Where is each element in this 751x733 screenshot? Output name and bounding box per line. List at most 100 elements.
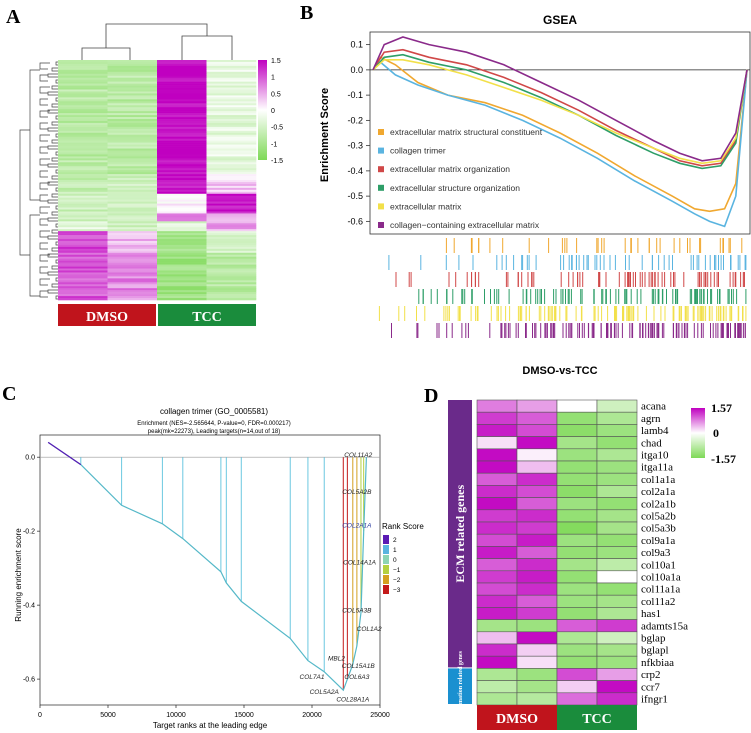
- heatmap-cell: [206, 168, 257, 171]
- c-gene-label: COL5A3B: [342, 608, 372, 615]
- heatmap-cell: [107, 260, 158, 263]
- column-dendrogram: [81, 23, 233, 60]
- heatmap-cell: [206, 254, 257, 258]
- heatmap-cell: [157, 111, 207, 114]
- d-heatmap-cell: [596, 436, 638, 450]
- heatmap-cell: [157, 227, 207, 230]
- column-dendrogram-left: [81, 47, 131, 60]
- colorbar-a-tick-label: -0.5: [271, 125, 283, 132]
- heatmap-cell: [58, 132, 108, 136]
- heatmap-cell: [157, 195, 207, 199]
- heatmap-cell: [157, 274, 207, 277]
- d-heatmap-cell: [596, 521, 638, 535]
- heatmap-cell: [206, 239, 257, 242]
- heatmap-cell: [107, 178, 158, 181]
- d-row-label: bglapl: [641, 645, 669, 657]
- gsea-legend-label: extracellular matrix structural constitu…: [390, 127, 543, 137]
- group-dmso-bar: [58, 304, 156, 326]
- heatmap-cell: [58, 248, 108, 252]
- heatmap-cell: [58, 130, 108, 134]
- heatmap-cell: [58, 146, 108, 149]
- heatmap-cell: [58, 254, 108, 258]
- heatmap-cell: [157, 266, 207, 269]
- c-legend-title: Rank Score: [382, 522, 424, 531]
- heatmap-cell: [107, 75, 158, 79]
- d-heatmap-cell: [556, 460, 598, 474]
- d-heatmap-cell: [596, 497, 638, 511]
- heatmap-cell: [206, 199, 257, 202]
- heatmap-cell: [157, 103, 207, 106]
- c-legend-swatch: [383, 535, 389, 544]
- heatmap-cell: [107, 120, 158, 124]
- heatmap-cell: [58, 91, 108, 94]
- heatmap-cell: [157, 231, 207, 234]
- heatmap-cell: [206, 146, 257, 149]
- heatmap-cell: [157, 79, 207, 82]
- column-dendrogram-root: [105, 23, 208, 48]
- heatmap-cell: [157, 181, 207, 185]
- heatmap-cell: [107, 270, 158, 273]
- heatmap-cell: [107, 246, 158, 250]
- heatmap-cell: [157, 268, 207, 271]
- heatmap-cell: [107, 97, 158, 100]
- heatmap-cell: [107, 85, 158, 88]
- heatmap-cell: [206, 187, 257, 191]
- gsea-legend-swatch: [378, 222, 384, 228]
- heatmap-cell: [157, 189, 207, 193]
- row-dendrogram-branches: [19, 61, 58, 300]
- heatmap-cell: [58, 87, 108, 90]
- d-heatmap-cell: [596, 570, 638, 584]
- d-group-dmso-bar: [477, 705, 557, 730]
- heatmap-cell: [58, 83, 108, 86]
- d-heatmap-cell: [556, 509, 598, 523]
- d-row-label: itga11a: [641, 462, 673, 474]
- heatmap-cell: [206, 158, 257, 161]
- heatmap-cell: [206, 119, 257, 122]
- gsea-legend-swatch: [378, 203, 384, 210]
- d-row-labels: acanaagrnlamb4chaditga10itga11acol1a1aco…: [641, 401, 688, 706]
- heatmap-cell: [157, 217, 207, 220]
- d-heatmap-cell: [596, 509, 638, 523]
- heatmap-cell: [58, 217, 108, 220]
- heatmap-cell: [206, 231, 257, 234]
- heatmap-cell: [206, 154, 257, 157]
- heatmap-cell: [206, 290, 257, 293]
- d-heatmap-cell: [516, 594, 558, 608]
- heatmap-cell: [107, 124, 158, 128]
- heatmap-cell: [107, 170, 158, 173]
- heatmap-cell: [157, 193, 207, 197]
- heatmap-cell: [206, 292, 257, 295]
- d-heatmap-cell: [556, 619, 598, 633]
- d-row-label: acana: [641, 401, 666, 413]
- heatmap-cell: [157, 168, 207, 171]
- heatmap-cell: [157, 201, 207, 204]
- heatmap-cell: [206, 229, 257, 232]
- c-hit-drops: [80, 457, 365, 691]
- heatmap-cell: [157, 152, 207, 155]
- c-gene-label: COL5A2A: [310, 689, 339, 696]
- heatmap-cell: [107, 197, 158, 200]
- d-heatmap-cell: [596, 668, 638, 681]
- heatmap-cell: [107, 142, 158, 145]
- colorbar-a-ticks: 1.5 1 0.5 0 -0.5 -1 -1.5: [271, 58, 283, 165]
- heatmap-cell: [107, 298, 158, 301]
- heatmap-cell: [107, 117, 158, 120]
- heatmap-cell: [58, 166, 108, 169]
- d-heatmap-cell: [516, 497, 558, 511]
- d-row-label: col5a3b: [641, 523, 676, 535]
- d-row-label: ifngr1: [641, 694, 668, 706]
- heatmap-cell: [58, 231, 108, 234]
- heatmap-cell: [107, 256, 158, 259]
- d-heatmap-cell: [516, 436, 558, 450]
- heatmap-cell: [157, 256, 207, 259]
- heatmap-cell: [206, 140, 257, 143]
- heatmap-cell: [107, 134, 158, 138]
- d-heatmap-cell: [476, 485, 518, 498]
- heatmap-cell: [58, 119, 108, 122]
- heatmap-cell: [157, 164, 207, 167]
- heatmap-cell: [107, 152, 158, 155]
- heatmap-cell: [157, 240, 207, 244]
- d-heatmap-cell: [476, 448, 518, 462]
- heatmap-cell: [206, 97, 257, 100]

■ ■ ■ ■ ■ ■ ■

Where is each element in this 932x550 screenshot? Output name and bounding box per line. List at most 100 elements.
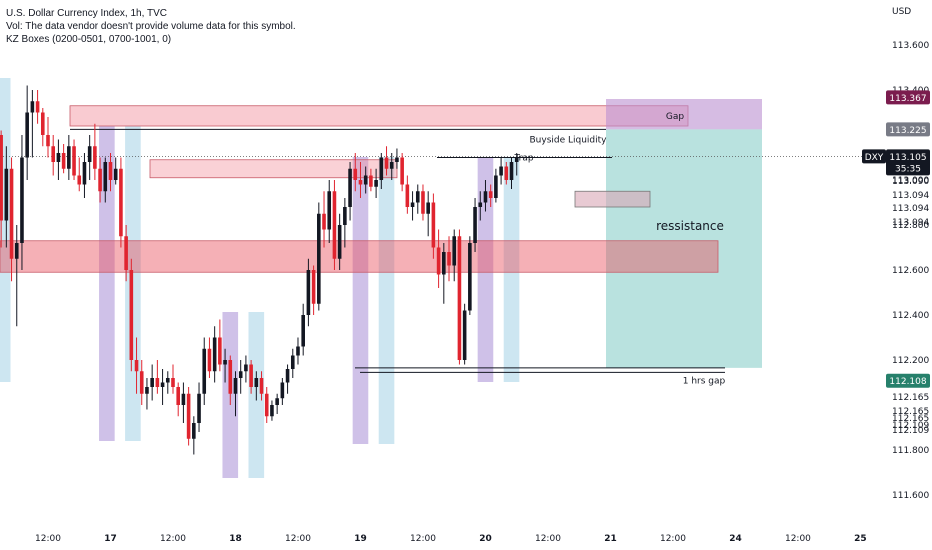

■ ■ ■ ■ ■ ■ ■

* _STATED TASK_
Reproduce the records from the line with "Where is each element in this 751x733" to the line with "- heatmap-cell: [157, 189, 207, 193]", both lines included, and leave the pictures out of your answer.

* _FINAL RESULT_
Where is each element in this 751x733 screenshot? Output name and bounding box per line. List at most 100 elements.
- heatmap-cell: [206, 168, 257, 171]
- c-gene-label: COL5A3B: [342, 608, 372, 615]
- heatmap-cell: [107, 260, 158, 263]
- column-dendrogram: [81, 23, 233, 60]
- heatmap-cell: [206, 254, 257, 258]
- heatmap-cell: [157, 111, 207, 114]
- d-heatmap-cell: [596, 436, 638, 450]
- heatmap-cell: [157, 227, 207, 230]
- column-dendrogram-left: [81, 47, 131, 60]
- colorbar-a-tick-label: -0.5: [271, 125, 283, 132]
- heatmap-cell: [58, 132, 108, 136]
- heatmap-cell: [157, 195, 207, 199]
- heatmap-cell: [157, 274, 207, 277]
- d-heatmap-cell: [596, 521, 638, 535]
- heatmap-cell: [206, 239, 257, 242]
- heatmap-cell: [107, 178, 158, 181]
- d-row-label: bglapl: [641, 645, 669, 657]
- gsea-legend-label: extracellular matrix structural constitu…: [390, 127, 543, 137]
- group-dmso-bar: [58, 304, 156, 326]
- heatmap-cell: [58, 248, 108, 252]
- heatmap-cell: [58, 130, 108, 134]
- heatmap-cell: [58, 146, 108, 149]
- heatmap-cell: [58, 254, 108, 258]
- heatmap-cell: [157, 266, 207, 269]
- c-legend-title: Rank Score: [382, 522, 424, 531]
- heatmap-cell: [107, 75, 158, 79]
- d-heatmap-cell: [556, 460, 598, 474]
- d-heatmap-cell: [596, 497, 638, 511]
- heatmap-cell: [206, 199, 257, 202]
- heatmap-cell: [157, 103, 207, 106]
- c-legend-swatch: [383, 535, 389, 544]
- heatmap-cell: [107, 120, 158, 124]
- heatmap-cell: [58, 91, 108, 94]
- heatmap-cell: [157, 231, 207, 234]
- heatmap-cell: [206, 146, 257, 149]
- heatmap-cell: [157, 79, 207, 82]
- column-dendrogram-root: [105, 23, 208, 48]
- heatmap-cell: [157, 181, 207, 185]
- heatmap-cell: [107, 270, 158, 273]
- heatmap-cell: [107, 246, 158, 250]
- heatmap-cell: [157, 268, 207, 271]
- heatmap-cell: [107, 97, 158, 100]
- heatmap-cell: [107, 85, 158, 88]
- heatmap-cell: [206, 187, 257, 191]
- gsea-legend-swatch: [378, 222, 384, 228]
- heatmap-cell: [157, 189, 207, 193]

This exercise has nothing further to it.